<<<<

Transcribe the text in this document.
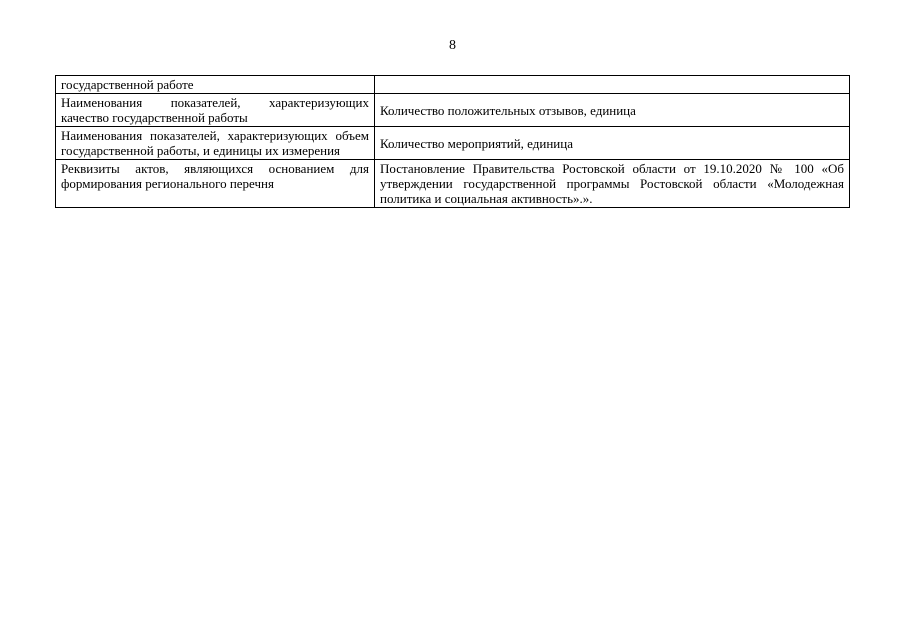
8
государственной работе	

Наименования показателей, характеризующих качество государственной работы	Количество положительных отзывов, единица

Наименования показателей, характеризующих объем государственной работы, и единицы их измерения	Количество мероприятий, единица

Реквизиты актов, являющихся основанием для формирования регионального перечня	Постановление Правительства Ростовской области от 19.10.2020 № 100 «Об утверждении государственной программы Ростовской области «Молодежная политика и социальная активность».».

>>>>

CHALLENGE: Every line above should be repeated exactly; pictures stay out of the copy.

TASK SOLUTION:
Transcribe the text in this document.
8
государственной работе	

Наименования показателей, характеризующих качество государственной работы	Количество положительных отзывов, единица

Наименования показателей, характеризующих объем государственной работы, и единицы их измерения	Количество мероприятий, единица

Реквизиты актов, являющихся основанием для формирования регионального перечня	Постановление Правительства Ростовской области от 19.10.2020 № 100 «Об утверждении государственной программы Ростовской области «Молодежная политика и социальная активность».».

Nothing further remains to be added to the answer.